- _Goal of the exercise_:
Copy out all the lines in the records that include the word "this".

- _Data listing_:
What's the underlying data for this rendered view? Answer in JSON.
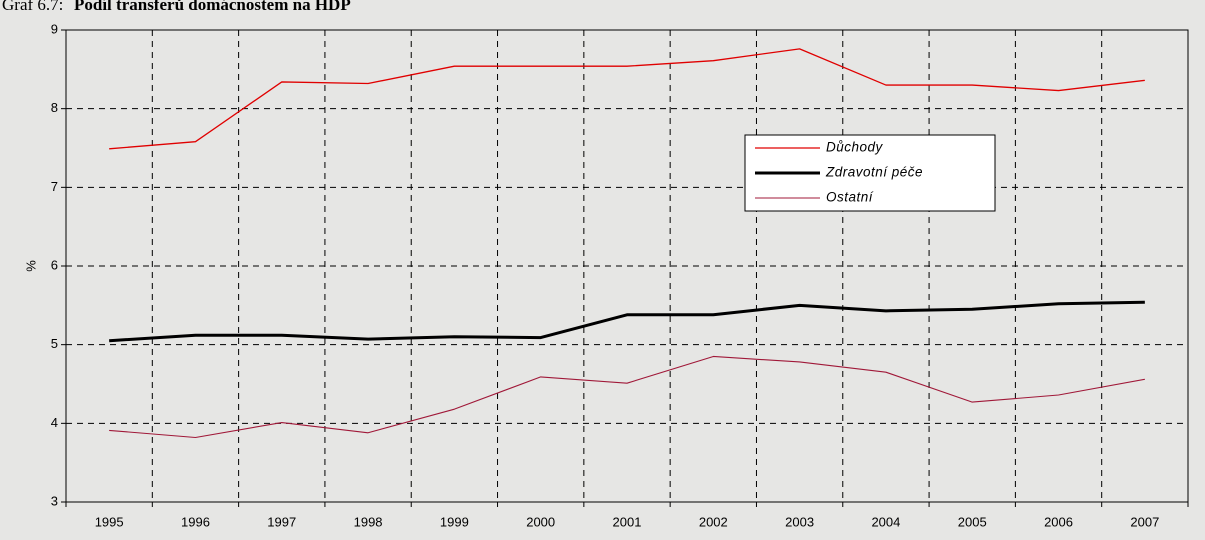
{
  "chart_data": {
    "type": "line",
    "title_prefix": "Graf 6.7:",
    "title": "Podíl transferů domácnostem na HDP",
    "y_label": "%",
    "categories": [
      "1995",
      "1996",
      "1997",
      "1998",
      "1999",
      "2000",
      "2001",
      "2002",
      "2003",
      "2004",
      "2005",
      "2006",
      "2007"
    ],
    "series": [
      {
        "name": "Důchody",
        "color": "#e00000",
        "width": 1.3,
        "values": [
          7.49,
          7.58,
          8.34,
          8.32,
          8.54,
          8.54,
          8.54,
          8.61,
          8.76,
          8.3,
          8.3,
          8.23,
          8.36
        ]
      },
      {
        "name": "Zdravotní péče",
        "color": "#000000",
        "width": 3,
        "values": [
          5.05,
          5.12,
          5.12,
          5.07,
          5.1,
          5.09,
          5.38,
          5.38,
          5.5,
          5.43,
          5.45,
          5.52,
          5.54
        ]
      },
      {
        "name": "Ostatní",
        "color": "#a01838",
        "width": 1.1,
        "values": [
          3.91,
          3.82,
          4.01,
          3.88,
          4.18,
          4.59,
          4.51,
          4.85,
          4.78,
          4.65,
          4.27,
          4.36,
          4.56
        ]
      }
    ],
    "ylim": [
      3,
      9
    ],
    "yticks": [
      3,
      4,
      5,
      6,
      7,
      8,
      9
    ],
    "grid": true
  }
}
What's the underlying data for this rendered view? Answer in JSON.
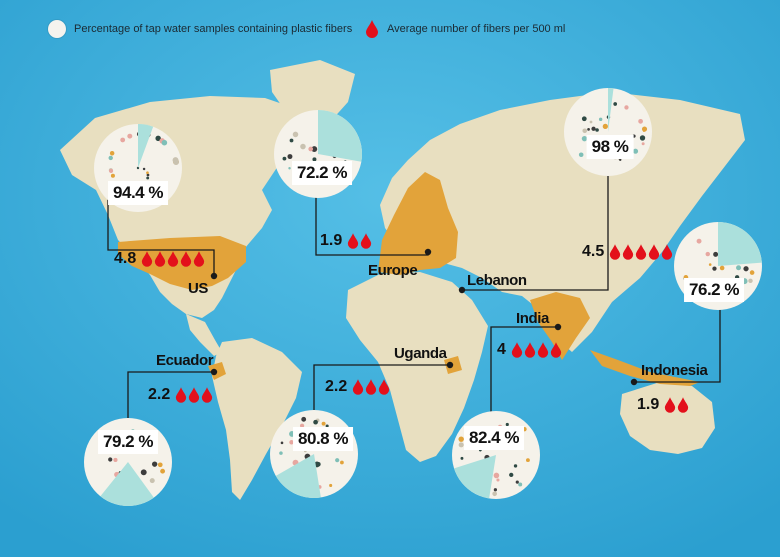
{
  "legend": {
    "pie_label": "Percentage of tap water samples containing plastic fibers",
    "drop_label": "Average number of fibers per 500 ml"
  },
  "colors": {
    "ocean": "#35a9d8",
    "land": "#e8dfc0",
    "highlight": "#e2a33a",
    "pie_fill": "#f5f2ea",
    "pie_slice": "#abe0dc",
    "drop": "#e3101b",
    "line": "#1a1a1a"
  },
  "chart_data": {
    "type": "pie",
    "series": [
      {
        "name": "Percentage of tap water samples containing plastic fibers",
        "unit": "%"
      },
      {
        "name": "Average number of fibers per 500 ml"
      }
    ],
    "countries": [
      {
        "name": "US",
        "percent": 94.4,
        "percent_label": "94.4 %",
        "fibers": 4.8,
        "fibers_label": "4.8"
      },
      {
        "name": "Europe",
        "percent": 72.2,
        "percent_label": "72.2 %",
        "fibers": 1.9,
        "fibers_label": "1.9"
      },
      {
        "name": "Lebanon",
        "percent": 98,
        "percent_label": "98 %",
        "fibers": 4.5,
        "fibers_label": "4.5"
      },
      {
        "name": "Indonesia",
        "percent": 76.2,
        "percent_label": "76.2 %",
        "fibers": 1.9,
        "fibers_label": "1.9"
      },
      {
        "name": "India",
        "percent": 82.4,
        "percent_label": "82.4 %",
        "fibers": 4,
        "fibers_label": "4"
      },
      {
        "name": "Uganda",
        "percent": 80.8,
        "percent_label": "80.8 %",
        "fibers": 2.2,
        "fibers_label": "2.2"
      },
      {
        "name": "Ecuador",
        "percent": 79.2,
        "percent_label": "79.2 %",
        "fibers": 2.2,
        "fibers_label": "2.2"
      }
    ]
  }
}
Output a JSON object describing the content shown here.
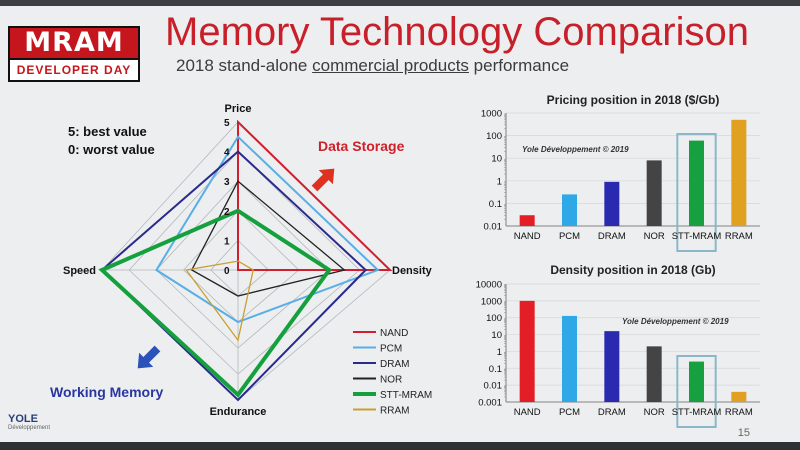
{
  "slide": {
    "title": "Memory Technology Comparison",
    "subtitle_before": "2018 stand-alone ",
    "subtitle_underlined": "commercial products",
    "subtitle_after": " performance",
    "page_number": "15"
  },
  "logo": {
    "top": "MRAM",
    "bottom": "DEVELOPER DAY"
  },
  "footer_logo": {
    "name": "YOLE",
    "tag": "Développement"
  },
  "value_note": {
    "best": "5: best value",
    "worst": "0: worst value"
  },
  "annotations": {
    "data_storage": "Data Storage",
    "working_memory": "Working Memory"
  },
  "colors": {
    "title_red": "#c8202a",
    "annotation_red": "#d0202a",
    "annotation_blue": "#2a36a0",
    "arrow_red": "#e03020",
    "arrow_blue": "#2a52b8"
  },
  "chart_data": [
    {
      "type": "radar",
      "axes": [
        "Price",
        "Density",
        "Endurance",
        "Speed"
      ],
      "scale_ticks": [
        "0",
        "1",
        "2",
        "3",
        "4",
        "5"
      ],
      "range": [
        0,
        5
      ],
      "series": [
        {
          "name": "NAND",
          "color": "#d02030",
          "values": [
            5,
            5,
            0,
            0
          ],
          "width": 2
        },
        {
          "name": "PCM",
          "color": "#5aaee6",
          "values": [
            4.5,
            4.6,
            2,
            3
          ],
          "width": 2
        },
        {
          "name": "DRAM",
          "color": "#2a2a8c",
          "values": [
            4,
            4.2,
            5,
            5
          ],
          "width": 2
        },
        {
          "name": "NOR",
          "color": "#222222",
          "values": [
            3,
            3.5,
            1,
            1.7
          ],
          "width": 1.3
        },
        {
          "name": "STT-MRAM",
          "color": "#14a03c",
          "values": [
            2,
            3,
            4.8,
            5
          ],
          "width": 4
        },
        {
          "name": "RRAM",
          "color": "#c8a032",
          "values": [
            0.3,
            0.5,
            2.7,
            1.9
          ],
          "width": 1.3
        }
      ]
    },
    {
      "type": "bar",
      "scale": "log",
      "title": "Pricing position in 2018 ($/Gb)",
      "watermark": "Yole Développement © 2019",
      "categories": [
        "NAND",
        "PCM",
        "DRAM",
        "NOR",
        "STT-MRAM",
        "RRAM"
      ],
      "values": [
        0.03,
        0.25,
        0.9,
        8,
        60,
        500
      ],
      "colors": [
        "#e41e26",
        "#2ea8e6",
        "#2a2ab0",
        "#444444",
        "#16a040",
        "#e0a020"
      ],
      "y_ticks": [
        "0.01",
        "0.1",
        "1",
        "10",
        "100",
        "1000"
      ],
      "ylim": [
        0.01,
        1000
      ],
      "highlight": "STT-MRAM"
    },
    {
      "type": "bar",
      "scale": "log",
      "title": "Density position in 2018 (Gb)",
      "watermark": "Yole Développement © 2019",
      "categories": [
        "NAND",
        "PCM",
        "DRAM",
        "NOR",
        "STT-MRAM",
        "RRAM"
      ],
      "values": [
        1000,
        128,
        16,
        2,
        0.25,
        0.004
      ],
      "colors": [
        "#e41e26",
        "#2ea8e6",
        "#2a2ab0",
        "#444444",
        "#16a040",
        "#e0a020"
      ],
      "y_ticks": [
        "0.001",
        "0.01",
        "0.1",
        "1",
        "10",
        "100",
        "1000",
        "10000"
      ],
      "ylim": [
        0.001,
        10000
      ],
      "highlight": "STT-MRAM"
    }
  ]
}
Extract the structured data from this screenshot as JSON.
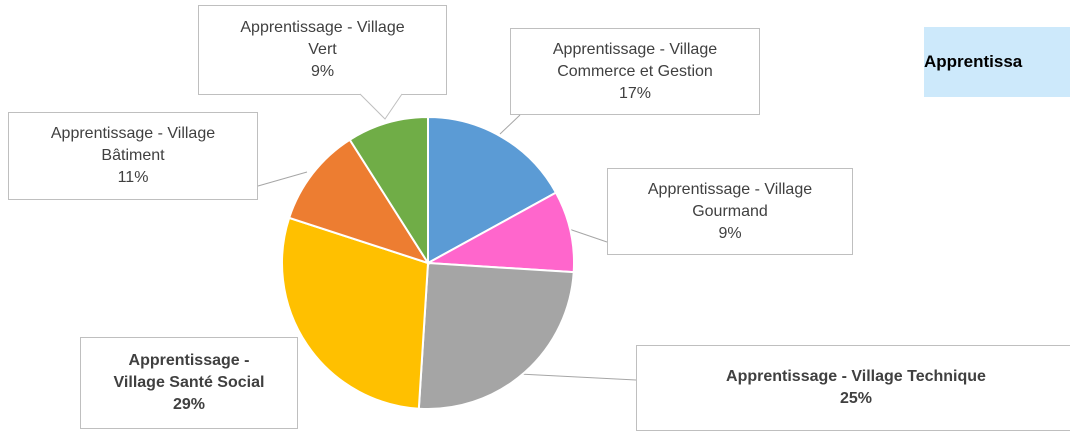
{
  "chart_data": {
    "type": "pie",
    "title": "Apprentissa",
    "categories": [
      "Apprentissage - Village Commerce et Gestion",
      "Apprentissage - Village Gourmand",
      "Apprentissage - Village Technique",
      "Apprentissage - Village Santé Social",
      "Apprentissage - Village Bâtiment",
      "Apprentissage - Village Vert"
    ],
    "values": [
      17,
      9,
      25,
      29,
      11,
      9
    ],
    "value_labels": [
      "17%",
      "9%",
      "25%",
      "29%",
      "11%",
      "9%"
    ],
    "colors": [
      "#5b9bd5",
      "#ff66cc",
      "#a5a5a5",
      "#ffc000",
      "#ed7d31",
      "#70ad47"
    ]
  }
}
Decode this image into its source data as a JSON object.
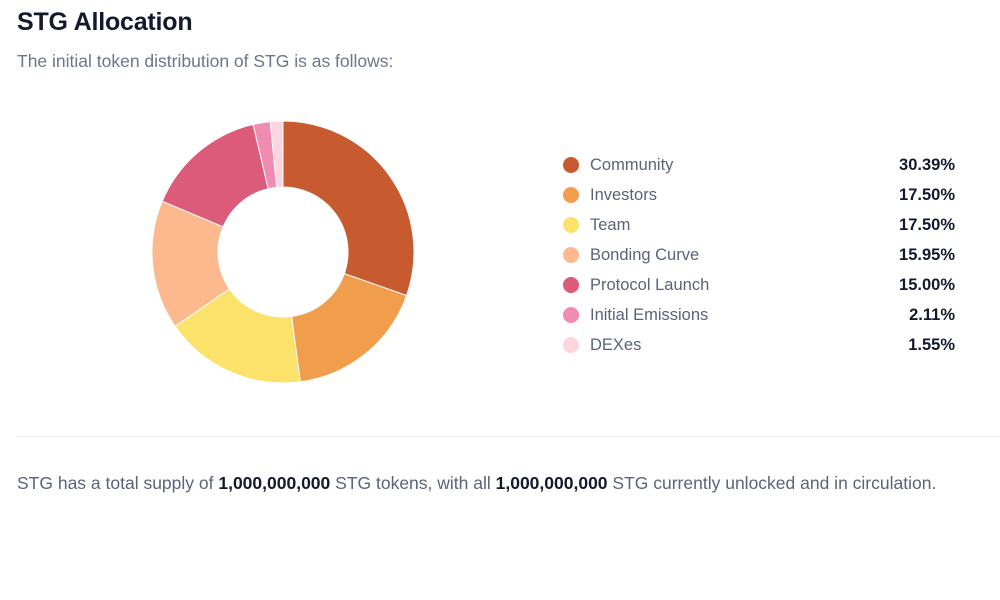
{
  "header": {
    "title": "STG Allocation",
    "subtitle": "The initial token distribution of STG is as follows:"
  },
  "chart_data": {
    "type": "pie",
    "variant": "donut",
    "title": "STG Allocation",
    "categories": [
      "Community",
      "Investors",
      "Team",
      "Bonding Curve",
      "Protocol Launch",
      "Initial Emissions",
      "DEXes"
    ],
    "values": [
      30.39,
      17.5,
      17.5,
      15.95,
      15.0,
      2.11,
      1.55
    ],
    "value_labels": [
      "30.39%",
      "17.50%",
      "17.50%",
      "15.95%",
      "15.00%",
      "2.11%",
      "1.55%"
    ],
    "colors": [
      "#C75A2E",
      "#F09E4B",
      "#FAE26B",
      "#FCB98E",
      "#DC5A7A",
      "#F08BB2",
      "#FDD5DF"
    ],
    "unit": "%",
    "legend_position": "right",
    "start_angle": "12 o'clock, clockwise"
  },
  "legend": {
    "items": [
      {
        "label": "Community",
        "value": "30.39%",
        "color": "#C75A2E"
      },
      {
        "label": "Investors",
        "value": "17.50%",
        "color": "#F09E4B"
      },
      {
        "label": "Team",
        "value": "17.50%",
        "color": "#FAE26B"
      },
      {
        "label": "Bonding Curve",
        "value": "15.95%",
        "color": "#FCB98E"
      },
      {
        "label": "Protocol Launch",
        "value": "15.00%",
        "color": "#DC5A7A"
      },
      {
        "label": "Initial Emissions",
        "value": "2.11%",
        "color": "#F08BB2"
      },
      {
        "label": "DEXes",
        "value": "1.55%",
        "color": "#FDD5DF"
      }
    ]
  },
  "supply": {
    "part1": "STG has a total supply of ",
    "total_supply": "1,000,000,000",
    "part2": " STG tokens, with all ",
    "unlocked_supply": "1,000,000,000",
    "part3": " STG currently unlocked and in circulation."
  }
}
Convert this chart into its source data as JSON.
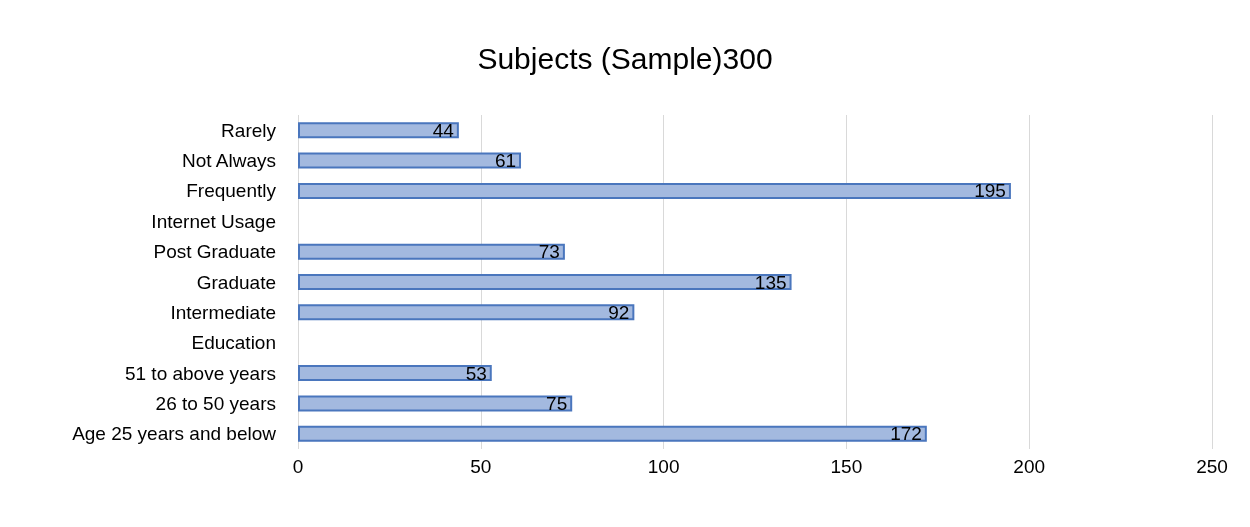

- _Written answer_:
What's the underlying data for this rendered view? Answer in JSON.
What's the underlying data for this rendered view? Answer in JSON.
Extract the structured data from this screenshot as JSON.
Decode this image into its source data as a JSON object.
Convert this chart into its source data as JSON.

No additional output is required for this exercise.